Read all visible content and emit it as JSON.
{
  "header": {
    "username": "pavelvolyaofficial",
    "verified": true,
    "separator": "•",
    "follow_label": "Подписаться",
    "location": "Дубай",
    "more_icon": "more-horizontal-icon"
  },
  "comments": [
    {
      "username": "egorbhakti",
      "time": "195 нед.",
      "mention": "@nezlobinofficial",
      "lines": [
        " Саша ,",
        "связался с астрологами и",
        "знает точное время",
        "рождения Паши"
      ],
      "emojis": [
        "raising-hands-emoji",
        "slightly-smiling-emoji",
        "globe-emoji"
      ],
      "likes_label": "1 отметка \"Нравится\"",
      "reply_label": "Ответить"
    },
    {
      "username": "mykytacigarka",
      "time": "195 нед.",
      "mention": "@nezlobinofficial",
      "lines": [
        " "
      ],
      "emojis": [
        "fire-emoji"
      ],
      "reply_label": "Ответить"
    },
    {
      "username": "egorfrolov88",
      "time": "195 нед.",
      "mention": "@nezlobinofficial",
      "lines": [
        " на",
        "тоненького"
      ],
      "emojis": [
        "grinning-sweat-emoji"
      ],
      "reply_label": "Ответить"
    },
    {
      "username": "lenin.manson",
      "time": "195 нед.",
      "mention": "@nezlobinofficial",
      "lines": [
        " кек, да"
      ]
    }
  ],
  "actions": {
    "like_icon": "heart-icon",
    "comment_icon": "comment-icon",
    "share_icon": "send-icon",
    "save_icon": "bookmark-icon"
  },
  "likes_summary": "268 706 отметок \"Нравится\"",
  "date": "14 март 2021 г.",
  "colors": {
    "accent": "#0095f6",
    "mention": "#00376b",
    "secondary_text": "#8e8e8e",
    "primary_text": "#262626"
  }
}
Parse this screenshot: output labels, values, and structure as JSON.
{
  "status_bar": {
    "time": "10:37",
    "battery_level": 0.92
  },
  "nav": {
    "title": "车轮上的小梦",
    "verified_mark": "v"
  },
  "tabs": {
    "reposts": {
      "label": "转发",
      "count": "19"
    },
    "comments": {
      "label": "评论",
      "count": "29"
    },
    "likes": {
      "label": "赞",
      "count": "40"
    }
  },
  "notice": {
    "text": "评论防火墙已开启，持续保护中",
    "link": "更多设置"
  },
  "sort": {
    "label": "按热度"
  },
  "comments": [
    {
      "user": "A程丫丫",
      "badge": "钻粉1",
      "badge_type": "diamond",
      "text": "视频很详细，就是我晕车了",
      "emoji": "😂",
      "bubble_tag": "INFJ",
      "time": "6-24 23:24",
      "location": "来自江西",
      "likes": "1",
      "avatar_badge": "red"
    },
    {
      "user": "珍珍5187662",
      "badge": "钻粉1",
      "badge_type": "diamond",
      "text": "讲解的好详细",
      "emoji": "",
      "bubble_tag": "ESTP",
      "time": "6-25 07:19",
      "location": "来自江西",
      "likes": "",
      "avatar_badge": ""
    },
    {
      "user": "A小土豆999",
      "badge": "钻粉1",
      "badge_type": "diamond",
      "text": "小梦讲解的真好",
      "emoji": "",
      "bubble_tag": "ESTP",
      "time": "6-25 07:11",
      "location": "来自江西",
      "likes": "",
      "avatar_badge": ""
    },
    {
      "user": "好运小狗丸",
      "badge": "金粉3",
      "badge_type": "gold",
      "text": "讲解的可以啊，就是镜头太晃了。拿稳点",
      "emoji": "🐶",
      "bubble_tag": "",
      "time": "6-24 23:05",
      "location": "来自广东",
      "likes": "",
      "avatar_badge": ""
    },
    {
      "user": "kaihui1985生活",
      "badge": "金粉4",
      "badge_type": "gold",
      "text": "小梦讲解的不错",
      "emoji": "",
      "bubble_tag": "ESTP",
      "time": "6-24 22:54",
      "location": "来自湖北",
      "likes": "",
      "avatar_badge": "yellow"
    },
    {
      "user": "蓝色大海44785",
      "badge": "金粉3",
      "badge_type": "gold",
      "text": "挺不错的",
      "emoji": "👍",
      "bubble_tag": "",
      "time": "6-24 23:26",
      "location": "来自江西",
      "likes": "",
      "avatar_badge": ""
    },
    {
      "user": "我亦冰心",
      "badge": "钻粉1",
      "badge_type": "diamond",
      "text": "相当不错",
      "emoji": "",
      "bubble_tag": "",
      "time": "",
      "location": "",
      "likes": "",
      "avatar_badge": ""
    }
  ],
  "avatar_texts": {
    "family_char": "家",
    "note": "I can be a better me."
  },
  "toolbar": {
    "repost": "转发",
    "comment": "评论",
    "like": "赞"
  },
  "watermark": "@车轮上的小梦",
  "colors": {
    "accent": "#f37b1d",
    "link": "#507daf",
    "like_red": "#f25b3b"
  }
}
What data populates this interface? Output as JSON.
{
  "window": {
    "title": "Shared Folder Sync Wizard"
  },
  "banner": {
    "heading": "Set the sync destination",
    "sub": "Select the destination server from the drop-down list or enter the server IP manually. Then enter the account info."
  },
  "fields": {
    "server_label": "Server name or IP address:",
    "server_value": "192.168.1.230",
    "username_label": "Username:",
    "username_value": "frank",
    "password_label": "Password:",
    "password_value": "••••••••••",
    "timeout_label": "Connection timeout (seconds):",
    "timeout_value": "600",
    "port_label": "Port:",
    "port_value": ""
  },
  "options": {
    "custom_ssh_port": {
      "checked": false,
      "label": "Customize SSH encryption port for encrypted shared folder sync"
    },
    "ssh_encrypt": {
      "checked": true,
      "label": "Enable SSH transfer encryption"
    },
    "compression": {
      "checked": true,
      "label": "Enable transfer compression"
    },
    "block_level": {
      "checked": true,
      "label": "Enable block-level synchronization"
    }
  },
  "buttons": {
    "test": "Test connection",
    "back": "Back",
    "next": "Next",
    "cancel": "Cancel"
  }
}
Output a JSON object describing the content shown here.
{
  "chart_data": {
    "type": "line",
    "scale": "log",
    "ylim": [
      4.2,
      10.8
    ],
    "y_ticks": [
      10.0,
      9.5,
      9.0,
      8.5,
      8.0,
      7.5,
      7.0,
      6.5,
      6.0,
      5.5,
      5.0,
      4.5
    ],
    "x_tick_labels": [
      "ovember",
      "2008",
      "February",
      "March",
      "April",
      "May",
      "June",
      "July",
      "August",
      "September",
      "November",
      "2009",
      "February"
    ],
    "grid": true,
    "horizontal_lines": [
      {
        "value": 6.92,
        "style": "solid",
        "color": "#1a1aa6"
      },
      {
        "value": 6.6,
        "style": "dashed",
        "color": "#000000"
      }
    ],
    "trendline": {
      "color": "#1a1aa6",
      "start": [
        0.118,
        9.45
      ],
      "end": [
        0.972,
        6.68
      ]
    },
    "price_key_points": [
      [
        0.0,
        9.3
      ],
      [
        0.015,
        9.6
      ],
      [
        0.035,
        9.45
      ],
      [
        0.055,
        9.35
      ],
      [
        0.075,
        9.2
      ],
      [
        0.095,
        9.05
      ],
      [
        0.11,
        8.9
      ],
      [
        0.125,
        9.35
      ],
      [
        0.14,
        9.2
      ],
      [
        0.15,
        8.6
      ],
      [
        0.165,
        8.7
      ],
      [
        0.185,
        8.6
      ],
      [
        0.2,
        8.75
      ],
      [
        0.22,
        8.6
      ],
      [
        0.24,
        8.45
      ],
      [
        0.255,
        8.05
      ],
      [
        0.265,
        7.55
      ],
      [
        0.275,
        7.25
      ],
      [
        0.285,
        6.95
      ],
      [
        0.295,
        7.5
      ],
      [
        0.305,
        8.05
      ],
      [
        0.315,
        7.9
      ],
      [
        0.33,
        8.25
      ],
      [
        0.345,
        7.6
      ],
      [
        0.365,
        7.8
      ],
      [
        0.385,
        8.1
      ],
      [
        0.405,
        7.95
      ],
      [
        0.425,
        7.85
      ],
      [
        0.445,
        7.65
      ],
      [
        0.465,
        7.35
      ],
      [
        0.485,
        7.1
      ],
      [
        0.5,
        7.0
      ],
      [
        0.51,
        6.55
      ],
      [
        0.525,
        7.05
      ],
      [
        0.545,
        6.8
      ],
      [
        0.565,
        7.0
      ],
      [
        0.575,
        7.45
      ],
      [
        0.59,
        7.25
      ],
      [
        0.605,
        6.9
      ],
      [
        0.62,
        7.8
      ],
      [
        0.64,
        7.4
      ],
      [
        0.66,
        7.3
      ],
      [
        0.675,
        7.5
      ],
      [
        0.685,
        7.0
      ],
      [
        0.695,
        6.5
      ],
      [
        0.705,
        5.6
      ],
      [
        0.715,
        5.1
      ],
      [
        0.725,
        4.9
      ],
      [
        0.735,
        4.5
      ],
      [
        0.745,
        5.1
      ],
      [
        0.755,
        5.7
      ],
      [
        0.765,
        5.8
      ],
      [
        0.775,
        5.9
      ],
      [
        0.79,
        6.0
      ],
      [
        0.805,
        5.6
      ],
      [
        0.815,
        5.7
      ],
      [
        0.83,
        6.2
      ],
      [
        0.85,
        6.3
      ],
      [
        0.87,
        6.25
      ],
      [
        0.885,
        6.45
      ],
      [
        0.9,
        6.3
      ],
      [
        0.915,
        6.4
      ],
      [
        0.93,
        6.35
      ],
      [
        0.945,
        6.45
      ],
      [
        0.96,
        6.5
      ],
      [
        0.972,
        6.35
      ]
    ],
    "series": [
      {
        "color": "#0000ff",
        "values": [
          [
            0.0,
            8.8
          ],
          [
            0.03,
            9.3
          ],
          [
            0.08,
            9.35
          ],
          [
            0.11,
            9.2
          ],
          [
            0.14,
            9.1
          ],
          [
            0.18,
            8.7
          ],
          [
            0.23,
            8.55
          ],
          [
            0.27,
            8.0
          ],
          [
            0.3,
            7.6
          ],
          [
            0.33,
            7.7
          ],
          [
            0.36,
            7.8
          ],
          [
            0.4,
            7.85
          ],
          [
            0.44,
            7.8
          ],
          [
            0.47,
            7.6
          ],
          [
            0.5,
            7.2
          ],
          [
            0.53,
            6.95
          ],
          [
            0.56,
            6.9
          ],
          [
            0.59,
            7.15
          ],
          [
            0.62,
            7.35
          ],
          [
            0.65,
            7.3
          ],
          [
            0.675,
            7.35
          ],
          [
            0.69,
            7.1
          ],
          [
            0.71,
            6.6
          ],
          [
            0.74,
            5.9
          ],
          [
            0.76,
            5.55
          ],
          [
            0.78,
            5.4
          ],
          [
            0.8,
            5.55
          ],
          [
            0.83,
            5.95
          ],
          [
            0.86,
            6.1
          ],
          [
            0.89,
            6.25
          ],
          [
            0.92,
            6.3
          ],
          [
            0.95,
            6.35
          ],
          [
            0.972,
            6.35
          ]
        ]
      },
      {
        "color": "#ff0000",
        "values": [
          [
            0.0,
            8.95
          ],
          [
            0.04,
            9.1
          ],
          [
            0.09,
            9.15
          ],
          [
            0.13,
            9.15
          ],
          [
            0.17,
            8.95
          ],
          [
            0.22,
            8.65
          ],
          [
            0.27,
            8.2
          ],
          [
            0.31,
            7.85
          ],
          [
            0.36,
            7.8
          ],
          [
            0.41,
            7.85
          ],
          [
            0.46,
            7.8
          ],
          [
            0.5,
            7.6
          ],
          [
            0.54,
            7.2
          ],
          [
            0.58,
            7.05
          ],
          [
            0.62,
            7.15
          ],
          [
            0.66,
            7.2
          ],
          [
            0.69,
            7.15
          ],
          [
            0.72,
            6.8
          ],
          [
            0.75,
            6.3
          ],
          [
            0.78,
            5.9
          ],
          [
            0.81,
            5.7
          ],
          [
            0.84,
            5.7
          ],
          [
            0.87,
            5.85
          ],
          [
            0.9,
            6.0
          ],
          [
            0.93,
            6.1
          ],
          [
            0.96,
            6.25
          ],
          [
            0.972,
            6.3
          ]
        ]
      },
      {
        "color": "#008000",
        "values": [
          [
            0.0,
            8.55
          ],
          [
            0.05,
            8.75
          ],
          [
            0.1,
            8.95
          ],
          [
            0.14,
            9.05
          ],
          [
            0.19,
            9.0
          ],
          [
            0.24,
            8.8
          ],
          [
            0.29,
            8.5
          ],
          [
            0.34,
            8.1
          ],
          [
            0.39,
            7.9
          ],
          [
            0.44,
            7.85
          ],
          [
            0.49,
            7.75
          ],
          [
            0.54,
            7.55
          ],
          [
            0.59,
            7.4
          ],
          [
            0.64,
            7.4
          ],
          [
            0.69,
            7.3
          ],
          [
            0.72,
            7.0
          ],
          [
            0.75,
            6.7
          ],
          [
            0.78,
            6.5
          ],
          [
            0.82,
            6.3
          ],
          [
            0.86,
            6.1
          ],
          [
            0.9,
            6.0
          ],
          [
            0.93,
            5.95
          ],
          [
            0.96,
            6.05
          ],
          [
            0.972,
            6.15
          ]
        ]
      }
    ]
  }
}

- - - - -

Among these entries, how many lines include the string "icon"? Reply with the number by itself.

■ **OUTPUT FOR THIS TASK**
5